■ Problem description:
From the entries below, please gather each line containing the string "SRMTID".

■ Data records:
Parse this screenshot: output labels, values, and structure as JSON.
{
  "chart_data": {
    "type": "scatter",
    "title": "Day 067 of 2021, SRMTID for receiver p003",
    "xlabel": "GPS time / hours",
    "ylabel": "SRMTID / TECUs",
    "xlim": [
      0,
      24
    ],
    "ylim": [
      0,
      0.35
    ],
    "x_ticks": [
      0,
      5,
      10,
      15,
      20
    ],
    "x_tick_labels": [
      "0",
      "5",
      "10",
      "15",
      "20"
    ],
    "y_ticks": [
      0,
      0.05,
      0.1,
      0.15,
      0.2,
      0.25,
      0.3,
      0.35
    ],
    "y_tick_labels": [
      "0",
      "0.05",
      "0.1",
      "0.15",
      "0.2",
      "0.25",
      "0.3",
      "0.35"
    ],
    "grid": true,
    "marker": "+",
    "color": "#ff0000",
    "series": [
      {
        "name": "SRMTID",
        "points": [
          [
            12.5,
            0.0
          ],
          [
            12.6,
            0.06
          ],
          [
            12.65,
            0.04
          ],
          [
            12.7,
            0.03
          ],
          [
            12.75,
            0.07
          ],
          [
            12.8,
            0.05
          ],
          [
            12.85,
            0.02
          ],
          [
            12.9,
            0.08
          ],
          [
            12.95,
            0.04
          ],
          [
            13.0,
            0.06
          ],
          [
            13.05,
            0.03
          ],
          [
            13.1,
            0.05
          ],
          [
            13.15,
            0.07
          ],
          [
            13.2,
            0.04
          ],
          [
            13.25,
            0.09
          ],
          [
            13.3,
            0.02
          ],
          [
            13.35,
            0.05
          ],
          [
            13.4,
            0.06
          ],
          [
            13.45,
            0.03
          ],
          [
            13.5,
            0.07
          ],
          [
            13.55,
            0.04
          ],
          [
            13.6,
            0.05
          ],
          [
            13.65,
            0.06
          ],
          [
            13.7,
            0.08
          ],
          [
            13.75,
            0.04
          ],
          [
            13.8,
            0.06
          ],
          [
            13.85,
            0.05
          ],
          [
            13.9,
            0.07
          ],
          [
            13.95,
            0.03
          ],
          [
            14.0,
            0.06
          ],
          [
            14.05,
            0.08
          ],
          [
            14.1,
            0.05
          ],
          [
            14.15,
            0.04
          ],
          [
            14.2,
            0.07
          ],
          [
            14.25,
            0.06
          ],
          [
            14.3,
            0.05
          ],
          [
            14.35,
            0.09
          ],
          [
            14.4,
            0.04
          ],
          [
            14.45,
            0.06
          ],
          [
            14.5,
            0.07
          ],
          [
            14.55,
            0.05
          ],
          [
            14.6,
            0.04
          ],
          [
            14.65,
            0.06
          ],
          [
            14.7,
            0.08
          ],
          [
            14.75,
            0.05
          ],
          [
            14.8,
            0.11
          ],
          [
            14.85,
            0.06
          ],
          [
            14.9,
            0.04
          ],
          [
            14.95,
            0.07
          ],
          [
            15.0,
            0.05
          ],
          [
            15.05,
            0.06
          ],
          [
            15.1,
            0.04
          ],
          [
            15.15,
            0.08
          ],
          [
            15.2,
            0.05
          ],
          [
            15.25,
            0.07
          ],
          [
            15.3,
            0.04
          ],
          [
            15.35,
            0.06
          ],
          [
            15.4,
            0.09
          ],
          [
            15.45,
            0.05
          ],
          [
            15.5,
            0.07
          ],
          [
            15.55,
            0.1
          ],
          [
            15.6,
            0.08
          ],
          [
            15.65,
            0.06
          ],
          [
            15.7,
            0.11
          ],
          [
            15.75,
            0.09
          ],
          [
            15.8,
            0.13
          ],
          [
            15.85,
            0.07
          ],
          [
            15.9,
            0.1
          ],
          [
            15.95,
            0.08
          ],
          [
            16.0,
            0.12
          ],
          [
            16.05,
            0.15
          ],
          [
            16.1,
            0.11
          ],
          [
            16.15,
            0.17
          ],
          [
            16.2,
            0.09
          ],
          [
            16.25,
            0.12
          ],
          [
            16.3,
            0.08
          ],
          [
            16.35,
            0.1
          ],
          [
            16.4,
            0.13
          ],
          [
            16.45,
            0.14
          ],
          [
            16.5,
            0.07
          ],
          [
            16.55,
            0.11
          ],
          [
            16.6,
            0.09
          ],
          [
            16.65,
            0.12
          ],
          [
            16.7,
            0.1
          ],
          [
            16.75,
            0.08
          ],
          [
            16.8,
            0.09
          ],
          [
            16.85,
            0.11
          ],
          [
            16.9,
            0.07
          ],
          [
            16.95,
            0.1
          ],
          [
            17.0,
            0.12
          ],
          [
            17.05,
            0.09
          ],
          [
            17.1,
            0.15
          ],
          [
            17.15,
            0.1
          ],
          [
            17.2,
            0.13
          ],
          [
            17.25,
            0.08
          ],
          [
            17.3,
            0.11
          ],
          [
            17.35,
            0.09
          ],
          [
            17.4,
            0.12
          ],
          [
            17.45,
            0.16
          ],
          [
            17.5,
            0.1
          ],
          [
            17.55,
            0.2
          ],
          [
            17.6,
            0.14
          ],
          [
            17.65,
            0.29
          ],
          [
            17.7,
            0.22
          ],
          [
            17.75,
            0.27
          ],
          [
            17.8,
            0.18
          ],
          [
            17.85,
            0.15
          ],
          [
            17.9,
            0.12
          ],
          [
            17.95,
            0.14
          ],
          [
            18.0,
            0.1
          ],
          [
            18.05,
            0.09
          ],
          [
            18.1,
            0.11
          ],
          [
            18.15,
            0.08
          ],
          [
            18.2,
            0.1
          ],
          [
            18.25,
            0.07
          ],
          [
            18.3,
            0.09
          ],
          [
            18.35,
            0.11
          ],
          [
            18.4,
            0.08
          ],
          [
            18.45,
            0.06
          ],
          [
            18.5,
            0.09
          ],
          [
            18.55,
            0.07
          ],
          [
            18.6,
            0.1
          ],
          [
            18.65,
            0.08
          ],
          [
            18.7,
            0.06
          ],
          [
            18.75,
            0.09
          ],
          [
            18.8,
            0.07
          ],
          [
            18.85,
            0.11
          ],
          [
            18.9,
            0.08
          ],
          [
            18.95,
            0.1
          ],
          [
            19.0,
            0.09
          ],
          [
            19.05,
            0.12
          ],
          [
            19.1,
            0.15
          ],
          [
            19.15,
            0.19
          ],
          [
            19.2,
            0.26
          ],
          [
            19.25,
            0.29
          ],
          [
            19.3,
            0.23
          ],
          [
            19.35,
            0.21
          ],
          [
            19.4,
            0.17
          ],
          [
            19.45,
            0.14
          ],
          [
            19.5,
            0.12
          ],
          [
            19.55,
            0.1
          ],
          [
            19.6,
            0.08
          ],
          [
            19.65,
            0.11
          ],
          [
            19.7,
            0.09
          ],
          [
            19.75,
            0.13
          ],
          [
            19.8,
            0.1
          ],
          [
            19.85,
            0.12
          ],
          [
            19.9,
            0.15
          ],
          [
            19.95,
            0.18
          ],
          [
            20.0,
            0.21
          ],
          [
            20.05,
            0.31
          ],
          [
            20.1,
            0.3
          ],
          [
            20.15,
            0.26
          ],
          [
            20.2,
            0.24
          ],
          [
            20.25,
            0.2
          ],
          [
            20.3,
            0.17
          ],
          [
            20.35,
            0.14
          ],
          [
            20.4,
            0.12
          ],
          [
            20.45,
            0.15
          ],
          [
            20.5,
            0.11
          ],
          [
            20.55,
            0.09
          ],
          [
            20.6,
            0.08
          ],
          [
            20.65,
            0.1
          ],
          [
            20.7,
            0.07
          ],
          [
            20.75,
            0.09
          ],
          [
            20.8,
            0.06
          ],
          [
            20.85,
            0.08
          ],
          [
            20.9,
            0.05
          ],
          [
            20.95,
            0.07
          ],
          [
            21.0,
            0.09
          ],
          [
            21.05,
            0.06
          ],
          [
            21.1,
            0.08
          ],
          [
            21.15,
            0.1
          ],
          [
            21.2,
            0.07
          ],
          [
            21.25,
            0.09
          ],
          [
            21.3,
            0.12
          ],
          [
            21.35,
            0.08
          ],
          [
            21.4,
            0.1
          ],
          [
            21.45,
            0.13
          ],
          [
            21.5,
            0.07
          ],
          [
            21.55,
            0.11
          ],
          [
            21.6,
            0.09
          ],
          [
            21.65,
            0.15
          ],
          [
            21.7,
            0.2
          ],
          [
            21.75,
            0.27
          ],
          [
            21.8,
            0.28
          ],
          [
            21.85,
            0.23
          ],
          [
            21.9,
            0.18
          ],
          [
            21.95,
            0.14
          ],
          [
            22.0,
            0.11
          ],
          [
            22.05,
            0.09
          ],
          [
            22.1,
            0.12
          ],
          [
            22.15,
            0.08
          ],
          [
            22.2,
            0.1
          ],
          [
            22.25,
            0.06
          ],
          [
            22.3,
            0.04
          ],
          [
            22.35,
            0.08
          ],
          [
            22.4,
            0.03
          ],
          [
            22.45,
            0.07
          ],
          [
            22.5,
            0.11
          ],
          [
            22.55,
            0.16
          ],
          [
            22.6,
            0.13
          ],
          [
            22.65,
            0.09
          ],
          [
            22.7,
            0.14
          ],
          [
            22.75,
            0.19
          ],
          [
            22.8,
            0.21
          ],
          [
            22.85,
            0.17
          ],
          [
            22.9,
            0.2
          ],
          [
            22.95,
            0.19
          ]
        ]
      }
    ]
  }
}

■ Task response:
    "title": "Day 067 of 2021, SRMTID for receiver p003",
    "ylabel": "SRMTID / TECUs",
        "name": "SRMTID",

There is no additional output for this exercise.